(Collected data)
☆ ☆ ☆ ☆ ☆

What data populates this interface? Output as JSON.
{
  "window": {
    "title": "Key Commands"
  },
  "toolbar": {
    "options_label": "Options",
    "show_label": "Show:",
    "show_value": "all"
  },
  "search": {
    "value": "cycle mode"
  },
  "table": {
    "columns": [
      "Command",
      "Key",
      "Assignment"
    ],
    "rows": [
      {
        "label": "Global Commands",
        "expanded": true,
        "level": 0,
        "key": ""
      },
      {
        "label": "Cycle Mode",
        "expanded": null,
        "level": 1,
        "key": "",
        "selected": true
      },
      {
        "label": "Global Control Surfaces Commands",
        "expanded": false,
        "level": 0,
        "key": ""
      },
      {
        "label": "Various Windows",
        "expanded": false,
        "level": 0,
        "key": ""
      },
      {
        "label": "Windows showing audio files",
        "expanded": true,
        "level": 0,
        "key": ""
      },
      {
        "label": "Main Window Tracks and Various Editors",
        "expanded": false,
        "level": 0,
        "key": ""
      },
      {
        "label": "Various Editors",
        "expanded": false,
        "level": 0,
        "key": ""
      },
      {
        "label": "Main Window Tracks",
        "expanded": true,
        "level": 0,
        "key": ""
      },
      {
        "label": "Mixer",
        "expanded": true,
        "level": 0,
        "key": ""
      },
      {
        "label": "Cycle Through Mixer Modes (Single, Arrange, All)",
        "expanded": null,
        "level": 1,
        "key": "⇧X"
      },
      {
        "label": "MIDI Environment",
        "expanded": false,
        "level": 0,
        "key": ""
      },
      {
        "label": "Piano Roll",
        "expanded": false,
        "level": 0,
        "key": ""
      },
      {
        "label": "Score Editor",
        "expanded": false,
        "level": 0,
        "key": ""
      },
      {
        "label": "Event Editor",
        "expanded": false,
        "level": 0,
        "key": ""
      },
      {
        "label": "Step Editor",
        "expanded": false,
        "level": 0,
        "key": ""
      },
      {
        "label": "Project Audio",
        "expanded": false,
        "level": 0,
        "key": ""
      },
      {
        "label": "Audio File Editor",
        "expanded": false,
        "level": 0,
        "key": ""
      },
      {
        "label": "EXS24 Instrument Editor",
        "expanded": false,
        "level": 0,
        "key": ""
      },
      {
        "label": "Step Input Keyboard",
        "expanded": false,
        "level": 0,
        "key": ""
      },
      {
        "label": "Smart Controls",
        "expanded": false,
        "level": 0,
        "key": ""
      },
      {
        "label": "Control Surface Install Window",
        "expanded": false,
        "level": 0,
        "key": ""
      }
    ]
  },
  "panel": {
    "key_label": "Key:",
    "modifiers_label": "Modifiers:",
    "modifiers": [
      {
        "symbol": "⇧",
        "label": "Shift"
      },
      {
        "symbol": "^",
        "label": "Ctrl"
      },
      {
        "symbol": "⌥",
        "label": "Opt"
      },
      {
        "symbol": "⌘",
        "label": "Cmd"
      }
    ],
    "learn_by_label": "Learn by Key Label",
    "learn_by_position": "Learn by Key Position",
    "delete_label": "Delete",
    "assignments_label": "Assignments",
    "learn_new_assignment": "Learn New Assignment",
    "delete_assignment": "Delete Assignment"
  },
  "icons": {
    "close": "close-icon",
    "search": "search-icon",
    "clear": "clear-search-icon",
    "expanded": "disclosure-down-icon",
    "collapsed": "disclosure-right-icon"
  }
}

☆ ☆ ☆ ☆ ☆

» **WHAT IS EXPECTED**
Within the entries above, how many lines contain "Delete"? Respond with the number only.

» **FINAL ANSWER**
2